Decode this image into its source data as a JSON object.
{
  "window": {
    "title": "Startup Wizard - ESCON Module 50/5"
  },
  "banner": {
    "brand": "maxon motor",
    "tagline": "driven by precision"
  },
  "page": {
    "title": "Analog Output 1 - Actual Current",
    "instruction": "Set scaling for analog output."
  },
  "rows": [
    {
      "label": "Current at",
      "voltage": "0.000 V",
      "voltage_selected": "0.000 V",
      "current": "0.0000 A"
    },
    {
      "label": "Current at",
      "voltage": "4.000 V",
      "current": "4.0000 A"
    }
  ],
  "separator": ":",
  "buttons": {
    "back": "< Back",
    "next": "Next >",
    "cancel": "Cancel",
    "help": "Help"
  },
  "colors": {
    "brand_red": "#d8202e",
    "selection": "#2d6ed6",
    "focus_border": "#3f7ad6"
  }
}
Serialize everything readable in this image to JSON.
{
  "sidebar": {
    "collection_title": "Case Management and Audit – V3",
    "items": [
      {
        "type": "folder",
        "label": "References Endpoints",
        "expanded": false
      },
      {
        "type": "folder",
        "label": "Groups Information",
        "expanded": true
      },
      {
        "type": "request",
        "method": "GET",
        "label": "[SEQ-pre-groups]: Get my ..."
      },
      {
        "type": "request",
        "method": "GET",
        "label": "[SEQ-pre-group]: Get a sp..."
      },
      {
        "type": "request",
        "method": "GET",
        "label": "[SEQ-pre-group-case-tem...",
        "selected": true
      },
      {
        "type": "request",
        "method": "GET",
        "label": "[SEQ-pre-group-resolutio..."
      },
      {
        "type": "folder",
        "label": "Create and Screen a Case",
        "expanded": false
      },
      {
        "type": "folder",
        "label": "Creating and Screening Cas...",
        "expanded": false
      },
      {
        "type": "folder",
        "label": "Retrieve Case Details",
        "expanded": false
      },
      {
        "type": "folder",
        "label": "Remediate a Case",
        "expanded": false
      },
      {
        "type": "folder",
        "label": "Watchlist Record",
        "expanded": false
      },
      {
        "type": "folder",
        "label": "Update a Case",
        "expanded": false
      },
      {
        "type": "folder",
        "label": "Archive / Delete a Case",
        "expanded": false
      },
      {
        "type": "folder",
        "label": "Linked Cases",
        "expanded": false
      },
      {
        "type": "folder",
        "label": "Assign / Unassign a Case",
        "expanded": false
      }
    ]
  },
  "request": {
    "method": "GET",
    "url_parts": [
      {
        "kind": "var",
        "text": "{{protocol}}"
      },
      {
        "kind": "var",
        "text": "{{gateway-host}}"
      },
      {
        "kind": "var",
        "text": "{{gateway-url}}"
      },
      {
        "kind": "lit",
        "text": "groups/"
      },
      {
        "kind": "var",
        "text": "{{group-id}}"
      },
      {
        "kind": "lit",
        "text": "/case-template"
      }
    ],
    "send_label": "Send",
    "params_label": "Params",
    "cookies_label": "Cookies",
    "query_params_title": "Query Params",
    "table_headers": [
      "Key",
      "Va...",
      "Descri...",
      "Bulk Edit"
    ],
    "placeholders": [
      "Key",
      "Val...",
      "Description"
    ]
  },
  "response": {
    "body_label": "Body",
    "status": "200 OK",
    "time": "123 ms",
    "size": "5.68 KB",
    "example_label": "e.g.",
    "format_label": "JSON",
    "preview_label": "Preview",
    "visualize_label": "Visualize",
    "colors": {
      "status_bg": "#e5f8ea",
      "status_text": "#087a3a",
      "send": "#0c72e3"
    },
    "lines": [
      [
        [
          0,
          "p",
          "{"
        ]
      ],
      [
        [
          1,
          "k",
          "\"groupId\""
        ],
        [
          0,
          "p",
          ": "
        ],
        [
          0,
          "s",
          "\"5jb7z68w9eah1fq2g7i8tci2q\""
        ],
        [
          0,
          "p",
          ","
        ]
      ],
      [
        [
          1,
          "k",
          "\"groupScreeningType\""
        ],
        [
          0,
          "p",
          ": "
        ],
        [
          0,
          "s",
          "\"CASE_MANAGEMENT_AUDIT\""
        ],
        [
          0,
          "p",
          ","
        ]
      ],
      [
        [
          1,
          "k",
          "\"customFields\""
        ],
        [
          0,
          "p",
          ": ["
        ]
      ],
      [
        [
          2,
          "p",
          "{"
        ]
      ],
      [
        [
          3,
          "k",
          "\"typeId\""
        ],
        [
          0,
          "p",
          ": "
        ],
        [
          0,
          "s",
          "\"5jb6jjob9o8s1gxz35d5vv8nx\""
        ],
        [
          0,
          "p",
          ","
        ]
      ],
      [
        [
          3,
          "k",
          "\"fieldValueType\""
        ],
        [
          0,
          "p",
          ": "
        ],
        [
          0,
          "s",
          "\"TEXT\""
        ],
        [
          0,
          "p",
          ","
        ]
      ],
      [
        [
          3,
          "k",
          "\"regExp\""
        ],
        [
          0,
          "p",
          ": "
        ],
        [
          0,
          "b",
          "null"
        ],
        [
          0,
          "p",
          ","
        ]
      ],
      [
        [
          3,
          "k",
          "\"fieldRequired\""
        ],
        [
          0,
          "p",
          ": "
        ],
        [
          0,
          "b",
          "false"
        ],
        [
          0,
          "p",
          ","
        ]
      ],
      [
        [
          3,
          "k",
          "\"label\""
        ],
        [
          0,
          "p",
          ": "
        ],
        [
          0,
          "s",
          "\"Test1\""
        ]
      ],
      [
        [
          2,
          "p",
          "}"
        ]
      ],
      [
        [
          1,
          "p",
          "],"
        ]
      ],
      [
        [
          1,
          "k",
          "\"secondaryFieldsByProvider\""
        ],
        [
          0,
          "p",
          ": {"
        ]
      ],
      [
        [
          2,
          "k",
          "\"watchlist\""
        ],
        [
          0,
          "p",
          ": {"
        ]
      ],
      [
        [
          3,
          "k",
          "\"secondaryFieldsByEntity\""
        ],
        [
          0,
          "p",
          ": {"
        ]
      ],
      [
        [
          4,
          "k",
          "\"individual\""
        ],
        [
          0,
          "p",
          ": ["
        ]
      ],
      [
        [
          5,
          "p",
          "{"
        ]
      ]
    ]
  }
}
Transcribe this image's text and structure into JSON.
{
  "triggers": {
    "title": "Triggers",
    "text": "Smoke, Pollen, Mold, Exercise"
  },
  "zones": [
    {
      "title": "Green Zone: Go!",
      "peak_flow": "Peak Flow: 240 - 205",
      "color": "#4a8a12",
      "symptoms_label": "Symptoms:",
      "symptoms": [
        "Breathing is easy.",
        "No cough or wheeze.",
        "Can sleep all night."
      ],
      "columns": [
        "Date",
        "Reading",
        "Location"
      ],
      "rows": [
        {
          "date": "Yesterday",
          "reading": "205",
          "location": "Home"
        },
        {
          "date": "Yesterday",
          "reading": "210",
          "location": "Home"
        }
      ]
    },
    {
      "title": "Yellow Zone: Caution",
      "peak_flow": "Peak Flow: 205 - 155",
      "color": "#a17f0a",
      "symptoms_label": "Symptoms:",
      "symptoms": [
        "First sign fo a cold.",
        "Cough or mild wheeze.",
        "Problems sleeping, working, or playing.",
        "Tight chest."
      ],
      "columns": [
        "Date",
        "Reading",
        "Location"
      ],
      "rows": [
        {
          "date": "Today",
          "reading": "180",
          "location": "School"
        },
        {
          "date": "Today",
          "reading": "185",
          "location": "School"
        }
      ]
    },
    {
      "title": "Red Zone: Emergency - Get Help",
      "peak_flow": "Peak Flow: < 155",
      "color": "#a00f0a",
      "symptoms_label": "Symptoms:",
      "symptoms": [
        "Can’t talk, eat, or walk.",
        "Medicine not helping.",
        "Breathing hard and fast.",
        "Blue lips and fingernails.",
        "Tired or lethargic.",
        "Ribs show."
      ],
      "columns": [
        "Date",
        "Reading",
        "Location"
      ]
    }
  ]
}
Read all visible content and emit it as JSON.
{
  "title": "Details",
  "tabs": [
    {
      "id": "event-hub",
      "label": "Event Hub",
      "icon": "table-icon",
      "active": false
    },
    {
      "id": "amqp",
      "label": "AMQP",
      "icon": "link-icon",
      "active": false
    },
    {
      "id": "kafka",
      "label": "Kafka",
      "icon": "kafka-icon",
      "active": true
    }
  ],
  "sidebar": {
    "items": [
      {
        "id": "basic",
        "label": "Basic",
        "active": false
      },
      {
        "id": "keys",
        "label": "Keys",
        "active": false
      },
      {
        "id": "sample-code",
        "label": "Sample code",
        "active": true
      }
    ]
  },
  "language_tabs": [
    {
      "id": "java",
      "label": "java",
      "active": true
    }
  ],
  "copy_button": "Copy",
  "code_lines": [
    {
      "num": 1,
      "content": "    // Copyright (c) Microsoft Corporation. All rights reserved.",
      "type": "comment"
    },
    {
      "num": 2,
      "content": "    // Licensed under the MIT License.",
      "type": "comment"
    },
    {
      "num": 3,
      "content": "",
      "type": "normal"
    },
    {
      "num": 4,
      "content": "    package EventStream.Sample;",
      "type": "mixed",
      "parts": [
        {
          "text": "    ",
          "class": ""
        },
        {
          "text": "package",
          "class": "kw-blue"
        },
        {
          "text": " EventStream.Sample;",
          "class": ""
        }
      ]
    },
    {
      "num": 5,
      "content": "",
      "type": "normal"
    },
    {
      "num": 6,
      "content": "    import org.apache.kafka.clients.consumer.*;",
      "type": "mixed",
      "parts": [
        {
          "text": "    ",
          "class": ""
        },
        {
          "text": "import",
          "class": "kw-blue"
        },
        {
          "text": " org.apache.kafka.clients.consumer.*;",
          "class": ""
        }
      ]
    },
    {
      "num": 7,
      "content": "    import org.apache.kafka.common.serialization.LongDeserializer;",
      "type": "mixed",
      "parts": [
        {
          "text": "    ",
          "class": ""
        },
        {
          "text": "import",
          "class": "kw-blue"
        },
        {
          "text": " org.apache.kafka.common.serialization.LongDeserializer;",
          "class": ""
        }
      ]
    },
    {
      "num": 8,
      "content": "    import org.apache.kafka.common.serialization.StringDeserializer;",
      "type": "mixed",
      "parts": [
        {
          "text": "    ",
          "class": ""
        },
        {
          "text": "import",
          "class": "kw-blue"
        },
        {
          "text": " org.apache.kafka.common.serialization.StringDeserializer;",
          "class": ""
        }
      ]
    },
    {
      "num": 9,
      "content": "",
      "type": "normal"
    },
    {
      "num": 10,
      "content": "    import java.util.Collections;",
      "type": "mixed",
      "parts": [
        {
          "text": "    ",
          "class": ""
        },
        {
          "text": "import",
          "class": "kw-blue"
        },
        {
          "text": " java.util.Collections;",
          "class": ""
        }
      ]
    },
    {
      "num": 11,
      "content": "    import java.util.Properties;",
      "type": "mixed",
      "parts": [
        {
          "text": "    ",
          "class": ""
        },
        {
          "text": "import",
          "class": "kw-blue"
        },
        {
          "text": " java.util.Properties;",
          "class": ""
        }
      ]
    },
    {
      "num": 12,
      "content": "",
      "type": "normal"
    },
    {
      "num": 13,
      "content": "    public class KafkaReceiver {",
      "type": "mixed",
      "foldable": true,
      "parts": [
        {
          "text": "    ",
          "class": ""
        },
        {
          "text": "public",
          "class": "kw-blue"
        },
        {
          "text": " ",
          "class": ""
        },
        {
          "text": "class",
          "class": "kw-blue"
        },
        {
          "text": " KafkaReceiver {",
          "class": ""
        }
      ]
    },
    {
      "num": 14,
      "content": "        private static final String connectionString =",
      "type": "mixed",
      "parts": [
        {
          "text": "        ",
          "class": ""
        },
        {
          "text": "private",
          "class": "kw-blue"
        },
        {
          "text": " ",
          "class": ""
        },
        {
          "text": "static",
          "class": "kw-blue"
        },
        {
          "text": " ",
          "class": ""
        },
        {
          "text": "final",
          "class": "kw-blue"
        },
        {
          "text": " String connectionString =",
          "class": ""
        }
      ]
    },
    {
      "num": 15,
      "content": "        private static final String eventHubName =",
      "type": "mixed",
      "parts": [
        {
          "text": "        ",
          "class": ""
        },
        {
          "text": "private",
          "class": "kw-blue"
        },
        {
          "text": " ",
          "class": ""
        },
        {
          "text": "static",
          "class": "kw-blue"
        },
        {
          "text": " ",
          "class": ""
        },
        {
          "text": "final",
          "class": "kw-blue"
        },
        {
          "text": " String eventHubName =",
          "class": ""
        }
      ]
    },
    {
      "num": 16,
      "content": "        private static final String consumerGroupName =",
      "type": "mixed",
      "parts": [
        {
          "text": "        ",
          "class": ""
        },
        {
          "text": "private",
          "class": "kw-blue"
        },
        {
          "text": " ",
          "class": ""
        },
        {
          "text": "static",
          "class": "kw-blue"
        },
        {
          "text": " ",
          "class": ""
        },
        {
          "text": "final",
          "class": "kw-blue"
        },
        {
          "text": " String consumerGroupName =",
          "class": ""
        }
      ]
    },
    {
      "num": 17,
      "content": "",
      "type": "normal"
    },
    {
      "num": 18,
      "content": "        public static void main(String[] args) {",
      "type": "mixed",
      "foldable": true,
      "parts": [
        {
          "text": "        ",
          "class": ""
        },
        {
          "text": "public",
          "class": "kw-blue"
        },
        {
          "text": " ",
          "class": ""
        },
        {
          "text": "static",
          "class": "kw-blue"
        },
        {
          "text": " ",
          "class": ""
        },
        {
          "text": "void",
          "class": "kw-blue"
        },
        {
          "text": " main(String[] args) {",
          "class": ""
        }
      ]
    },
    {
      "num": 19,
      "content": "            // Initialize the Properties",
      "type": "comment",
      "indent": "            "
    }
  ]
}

■ ■ ■ ■ ■ ■ ■

● **TASK DETAILS**
Count the lines of the material that include the word "wheeze", then state only the total.

● **TASK ANSWER**
2